### Required work
Copy out the listing below line for line without changing anything, but leave out the picture.

-------- Task material --------

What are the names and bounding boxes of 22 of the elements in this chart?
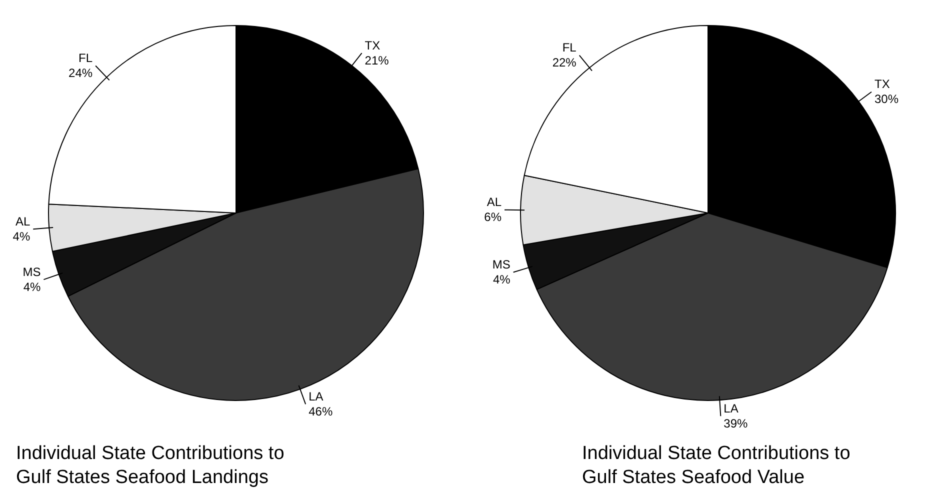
- slice-label: AL: [486, 195, 502, 210]
- slice-label: FL: [562, 40, 577, 55]
- slice-label: MS: [22, 264, 41, 279]
- data-label: 21%: [364, 53, 390, 68]
- slice-label: TX: [874, 77, 890, 92]
- slice-label: LA: [308, 390, 324, 404]
- slice-label: AL: [15, 214, 30, 228]
- data-label: 22%: [552, 56, 577, 70]
- data-label: 4%: [23, 280, 42, 294]
- slice-label: TX: [364, 38, 380, 52]
- data-label: 46%: [308, 404, 333, 419]
- data-label: 4%: [12, 229, 30, 244]
- data-label: 4%: [492, 272, 511, 287]
- data-label: 30%: [874, 92, 899, 106]
- slice-label: MS: [492, 258, 510, 272]
- data-label: 6%: [484, 210, 502, 224]
- text: Individual State Contributions to Gulf States Seafood Landings: [16, 442, 286, 490]
- data-label: 24%: [68, 66, 93, 80]
- slice-label: FL: [78, 51, 93, 66]
- slice-label: LA: [724, 401, 738, 416]
- data-label: 39%: [724, 416, 748, 430]
- text: Individual State Contributions to Gulf States Seafood Value: [582, 442, 852, 490]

--------

### Task answer
What are the names and bounding boxes of 22 of the elements in this chart?
- slice-label: AL: [486, 195, 502, 210]
- slice-label: FL: [562, 40, 577, 55]
- slice-label: MS: [22, 264, 41, 279]
- data-label: 21%: [364, 53, 390, 68]
- slice-label: TX: [874, 77, 890, 92]
- slice-label: LA: [308, 390, 324, 404]
- slice-label: AL: [15, 214, 30, 228]
- data-label: 22%: [552, 56, 577, 70]
- data-label: 4%: [23, 280, 42, 294]
- slice-label: TX: [364, 38, 380, 52]
- data-label: 46%: [308, 404, 333, 419]
- data-label: 4%: [12, 229, 30, 244]
- data-label: 4%: [492, 272, 511, 287]
- data-label: 30%: [874, 92, 899, 106]
- slice-label: MS: [492, 258, 510, 272]
- data-label: 6%: [484, 210, 502, 224]
- text: Individual State Contributions to Gulf States Seafood Landings: [16, 442, 286, 490]
- data-label: 24%: [68, 66, 93, 80]
- slice-label: FL: [78, 51, 93, 66]
- slice-label: LA: [724, 401, 738, 416]
- data-label: 39%: [724, 416, 748, 430]
- text: Individual State Contributions to Gulf States Seafood Value: [582, 442, 852, 490]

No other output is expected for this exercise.